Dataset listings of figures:
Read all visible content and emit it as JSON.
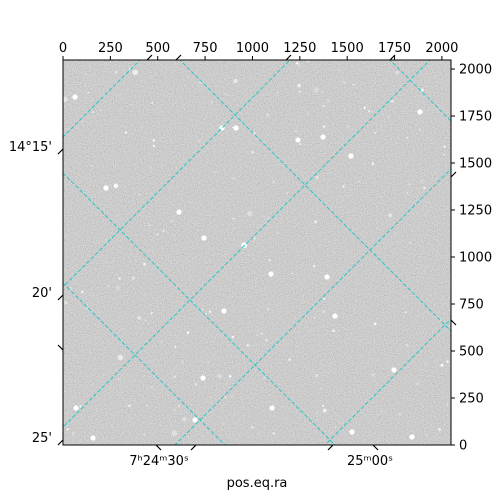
{
  "chart_data": {
    "type": "image",
    "title": "",
    "colormap": "gray",
    "pixel_axes": {
      "x_range": [
        0,
        2048
      ],
      "y_range": [
        0,
        2048
      ],
      "top_ticks": [
        0,
        250,
        500,
        750,
        1000,
        1250,
        1500,
        1750,
        2000
      ],
      "right_ticks": [
        0,
        250,
        500,
        750,
        1000,
        1250,
        1500,
        1750,
        2000
      ]
    },
    "world_axes": {
      "xlabel": "pos.eq.ra",
      "ylabel": "",
      "ra_ticks": [
        {
          "label": "7h24m30s",
          "text": "7ʰ24ᵐ30ˢ"
        },
        {
          "label": "25m00s",
          "text": "25ᵐ00ˢ"
        }
      ],
      "dec_ticks": [
        {
          "label": "14°15'",
          "text": "14°15'"
        },
        {
          "label": "20'",
          "text": "20'"
        },
        {
          "label": "25'",
          "text": "25'"
        }
      ]
    },
    "grid": {
      "enabled": true,
      "color": "#2ec4c4",
      "style": "dashed"
    },
    "annotations": []
  }
}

REQUIREMENT:
Reproduce each entry precisely. Leave the pictures out.

SOLUTION TO THIS TASK:
Read all visible content and emit it as JSON.
{
  "chart_data": {
    "type": "image",
    "title": "",
    "colormap": "gray",
    "pixel_axes": {
      "x_range": [
        0,
        2048
      ],
      "y_range": [
        0,
        2048
      ],
      "top_ticks": [
        0,
        250,
        500,
        750,
        1000,
        1250,
        1500,
        1750,
        2000
      ],
      "right_ticks": [
        0,
        250,
        500,
        750,
        1000,
        1250,
        1500,
        1750,
        2000
      ]
    },
    "world_axes": {
      "xlabel": "pos.eq.ra",
      "ylabel": "",
      "ra_ticks": [
        {
          "label": "7h24m30s",
          "text": "7ʰ24ᵐ30ˢ"
        },
        {
          "label": "25m00s",
          "text": "25ᵐ00ˢ"
        }
      ],
      "dec_ticks": [
        {
          "label": "14°15'",
          "text": "14°15'"
        },
        {
          "label": "20'",
          "text": "20'"
        },
        {
          "label": "25'",
          "text": "25'"
        }
      ]
    },
    "grid": {
      "enabled": true,
      "color": "#2ec4c4",
      "style": "dashed"
    },
    "annotations": []
  }
}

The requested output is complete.